(WORK TO BE COMPLETED) Show every line containing "liebst" by copying it.

(RECORDS FOR THE TASK)

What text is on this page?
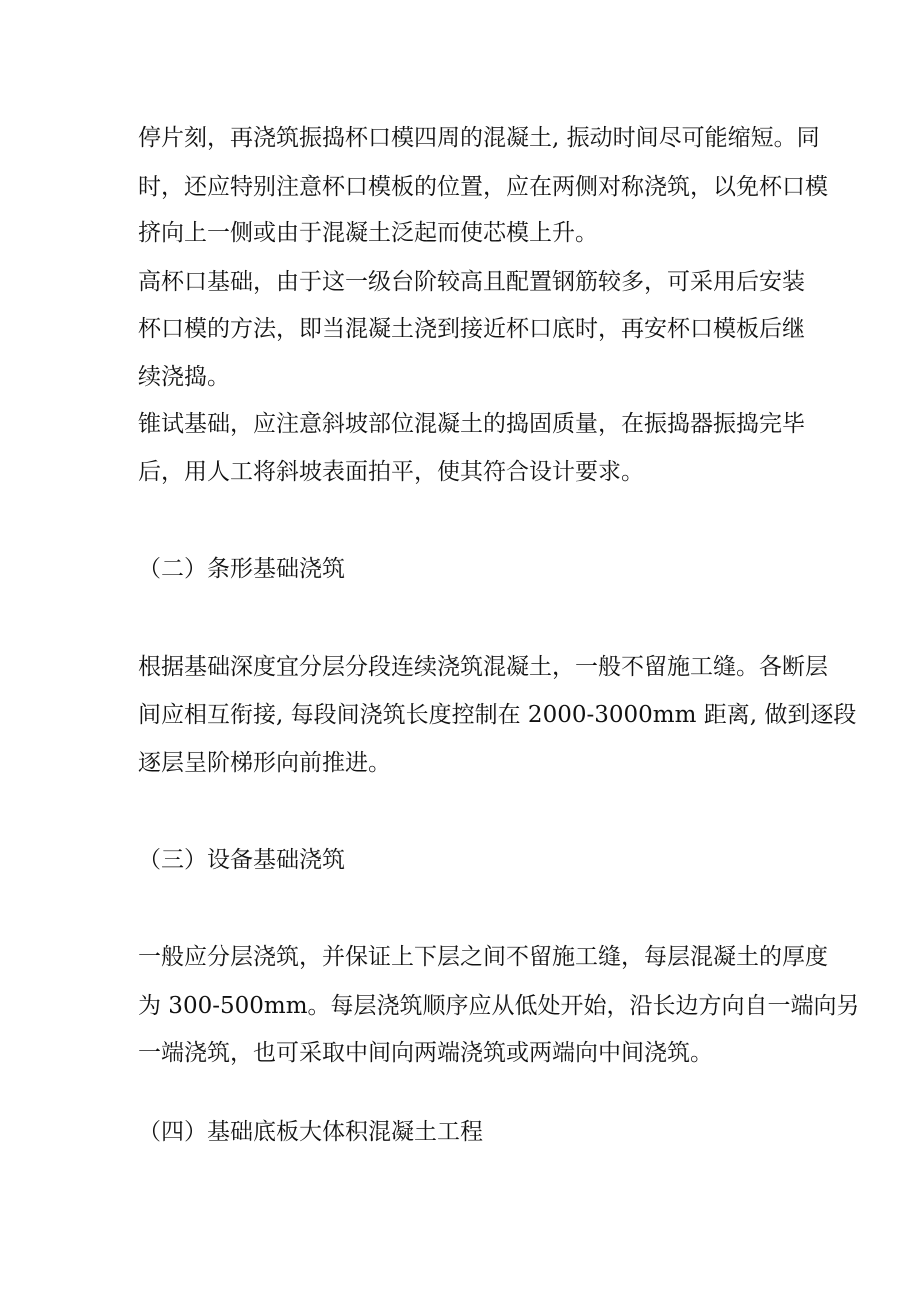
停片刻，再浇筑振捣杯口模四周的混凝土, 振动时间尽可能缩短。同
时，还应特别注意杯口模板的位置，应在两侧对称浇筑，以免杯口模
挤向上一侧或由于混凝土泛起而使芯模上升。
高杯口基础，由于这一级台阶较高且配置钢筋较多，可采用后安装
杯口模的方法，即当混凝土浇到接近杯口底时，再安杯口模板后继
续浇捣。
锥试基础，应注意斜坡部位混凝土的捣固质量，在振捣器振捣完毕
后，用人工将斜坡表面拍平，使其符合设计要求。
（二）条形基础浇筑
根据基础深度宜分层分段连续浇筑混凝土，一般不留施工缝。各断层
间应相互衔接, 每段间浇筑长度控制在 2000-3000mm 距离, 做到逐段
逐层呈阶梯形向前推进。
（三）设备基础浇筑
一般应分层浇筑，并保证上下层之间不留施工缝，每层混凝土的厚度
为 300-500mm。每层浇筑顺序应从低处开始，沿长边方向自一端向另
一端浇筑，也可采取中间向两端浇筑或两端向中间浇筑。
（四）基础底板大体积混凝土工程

...

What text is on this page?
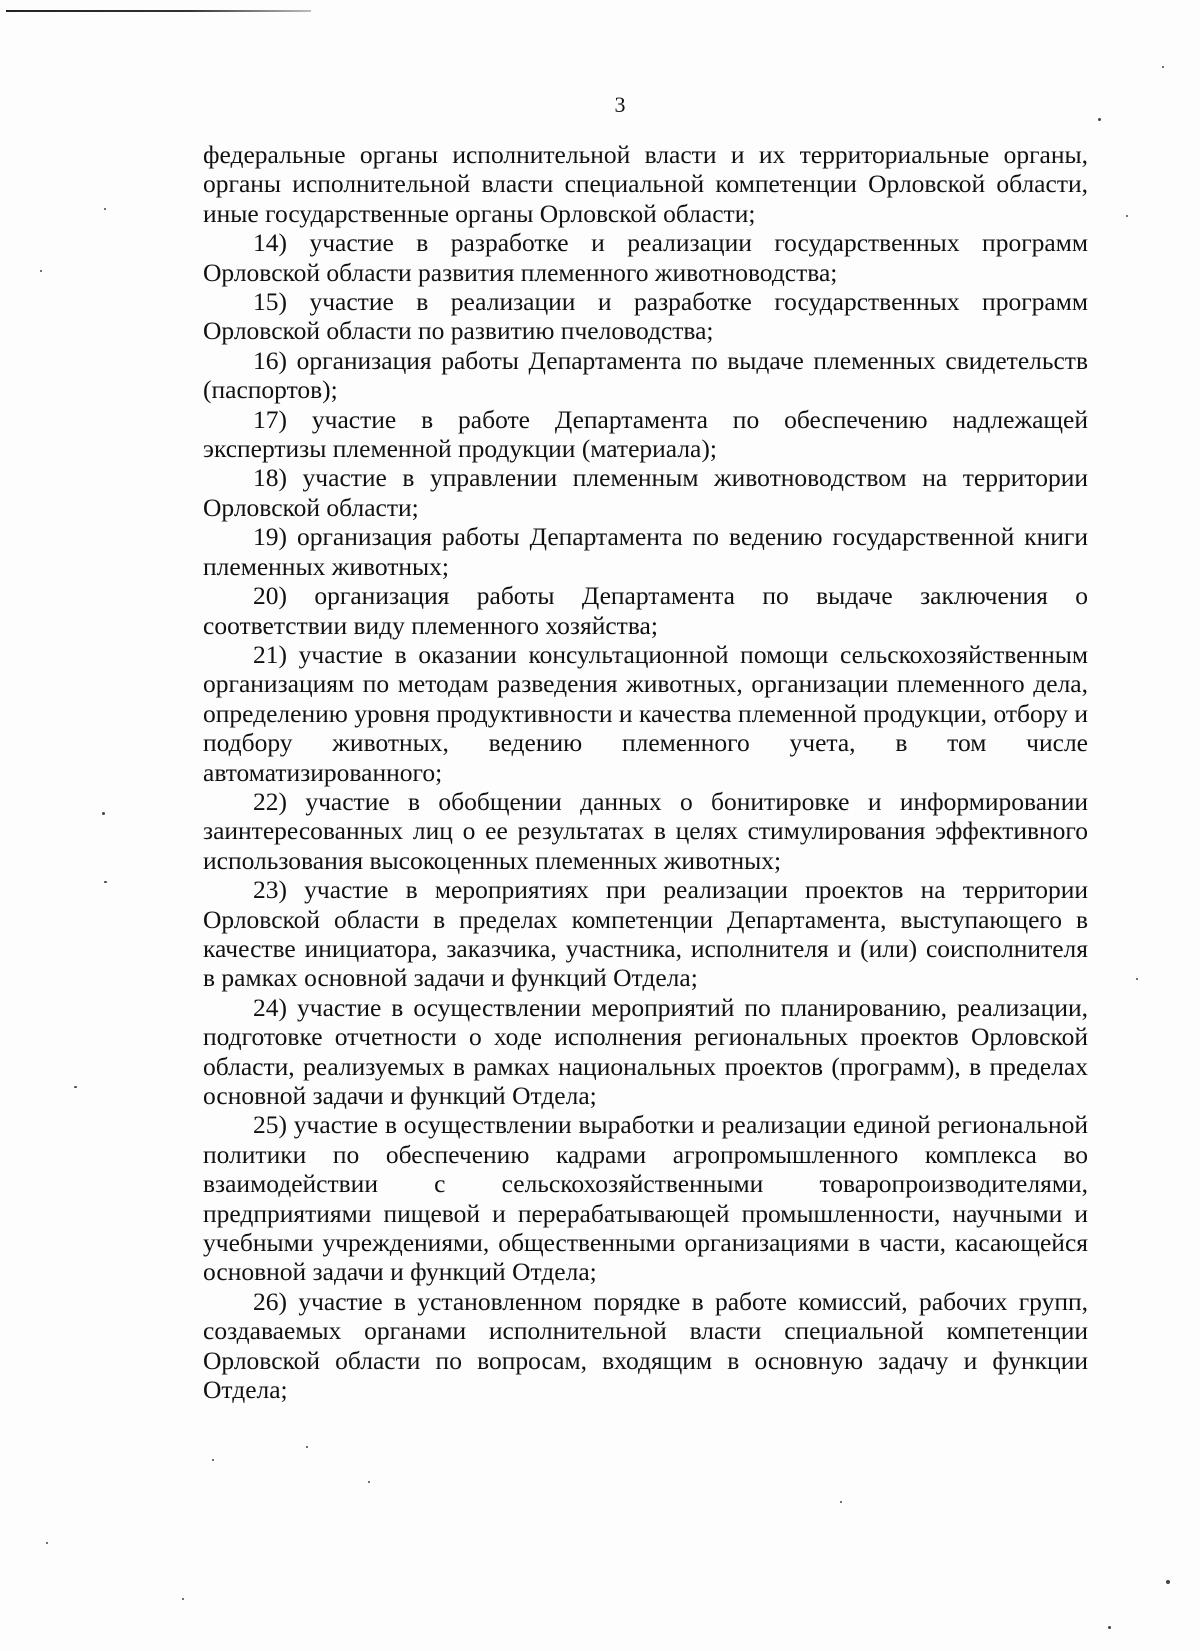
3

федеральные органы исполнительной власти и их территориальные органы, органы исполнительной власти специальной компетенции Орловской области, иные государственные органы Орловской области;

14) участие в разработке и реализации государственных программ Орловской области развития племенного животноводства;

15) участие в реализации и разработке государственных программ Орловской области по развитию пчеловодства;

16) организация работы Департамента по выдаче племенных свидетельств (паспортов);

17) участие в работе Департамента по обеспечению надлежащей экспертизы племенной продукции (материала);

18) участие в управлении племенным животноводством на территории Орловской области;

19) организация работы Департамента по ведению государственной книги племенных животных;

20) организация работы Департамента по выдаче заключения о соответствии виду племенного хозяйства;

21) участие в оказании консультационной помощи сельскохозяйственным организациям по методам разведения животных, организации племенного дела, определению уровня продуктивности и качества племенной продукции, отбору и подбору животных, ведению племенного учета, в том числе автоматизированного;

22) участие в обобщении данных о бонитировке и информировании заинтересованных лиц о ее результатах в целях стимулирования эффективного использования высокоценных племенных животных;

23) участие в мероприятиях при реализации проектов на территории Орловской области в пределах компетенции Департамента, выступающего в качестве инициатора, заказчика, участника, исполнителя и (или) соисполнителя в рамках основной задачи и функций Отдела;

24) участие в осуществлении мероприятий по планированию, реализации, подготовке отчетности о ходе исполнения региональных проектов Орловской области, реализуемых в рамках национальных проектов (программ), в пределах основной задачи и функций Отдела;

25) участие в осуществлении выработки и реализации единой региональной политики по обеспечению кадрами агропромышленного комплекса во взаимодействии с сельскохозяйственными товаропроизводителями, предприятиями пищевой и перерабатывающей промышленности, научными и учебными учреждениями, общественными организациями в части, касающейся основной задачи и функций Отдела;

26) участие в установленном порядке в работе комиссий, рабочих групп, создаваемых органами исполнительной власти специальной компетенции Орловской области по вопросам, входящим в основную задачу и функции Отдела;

...

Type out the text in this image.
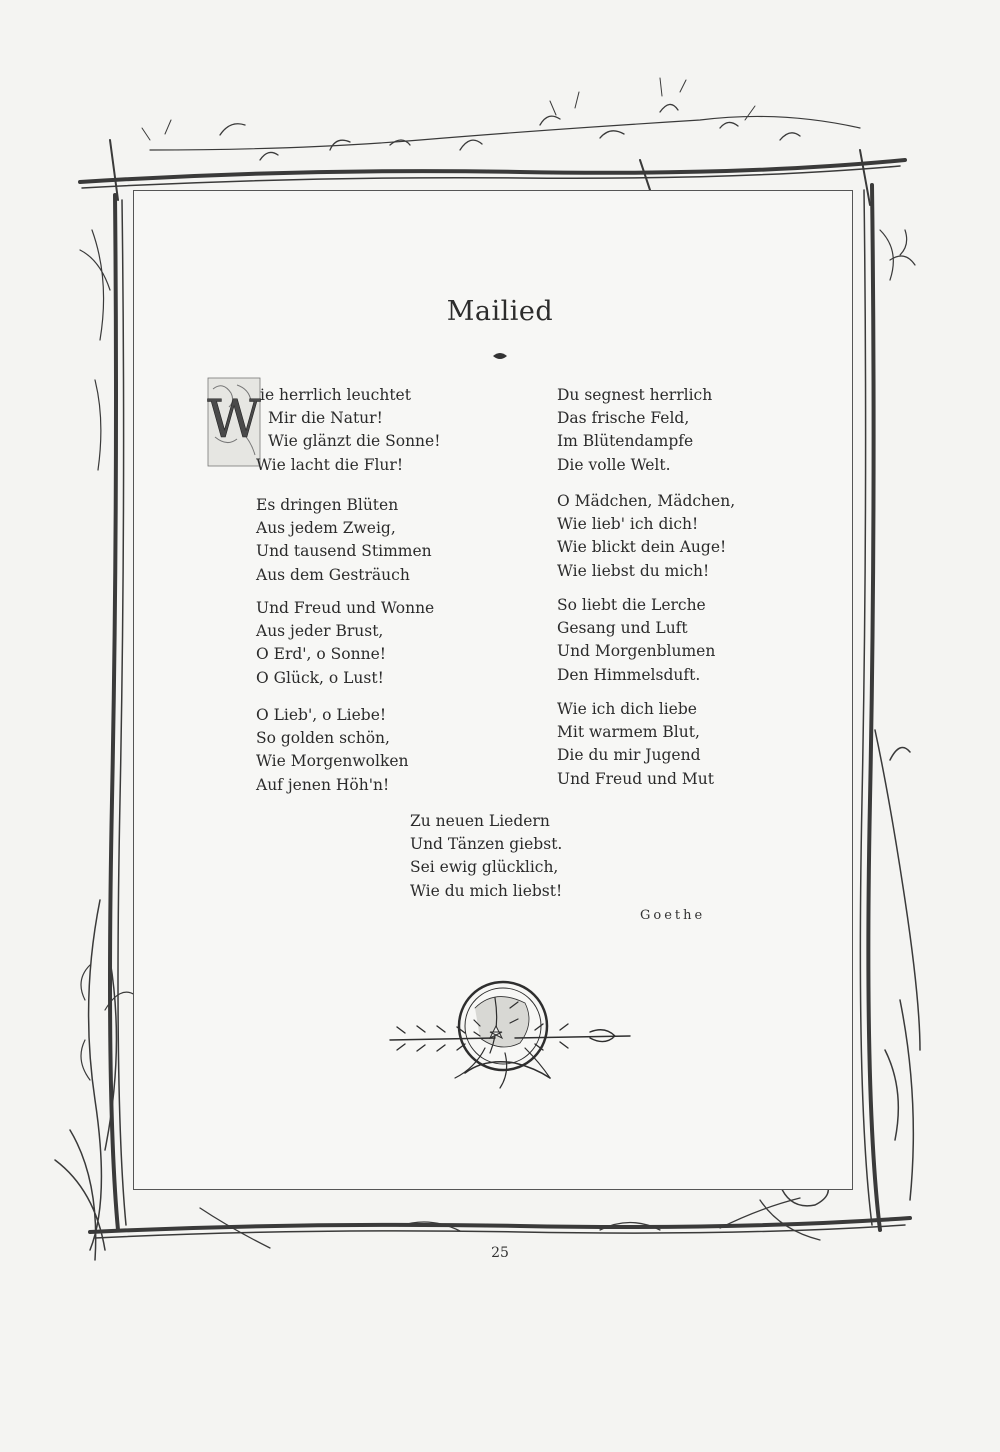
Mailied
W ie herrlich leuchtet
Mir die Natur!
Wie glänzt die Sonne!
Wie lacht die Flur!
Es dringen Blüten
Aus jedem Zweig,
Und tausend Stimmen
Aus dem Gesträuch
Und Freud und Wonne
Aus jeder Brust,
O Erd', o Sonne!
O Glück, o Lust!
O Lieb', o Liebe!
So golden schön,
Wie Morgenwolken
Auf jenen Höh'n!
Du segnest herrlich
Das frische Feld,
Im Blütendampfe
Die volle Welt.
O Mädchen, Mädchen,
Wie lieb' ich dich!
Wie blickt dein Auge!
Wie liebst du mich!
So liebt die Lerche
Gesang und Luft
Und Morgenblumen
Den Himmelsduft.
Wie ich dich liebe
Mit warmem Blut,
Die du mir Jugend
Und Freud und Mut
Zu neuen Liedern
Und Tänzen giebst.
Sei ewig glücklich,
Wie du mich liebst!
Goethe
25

(THE ANSWER)
Wie liebst du mich!
Wie du mich liebst!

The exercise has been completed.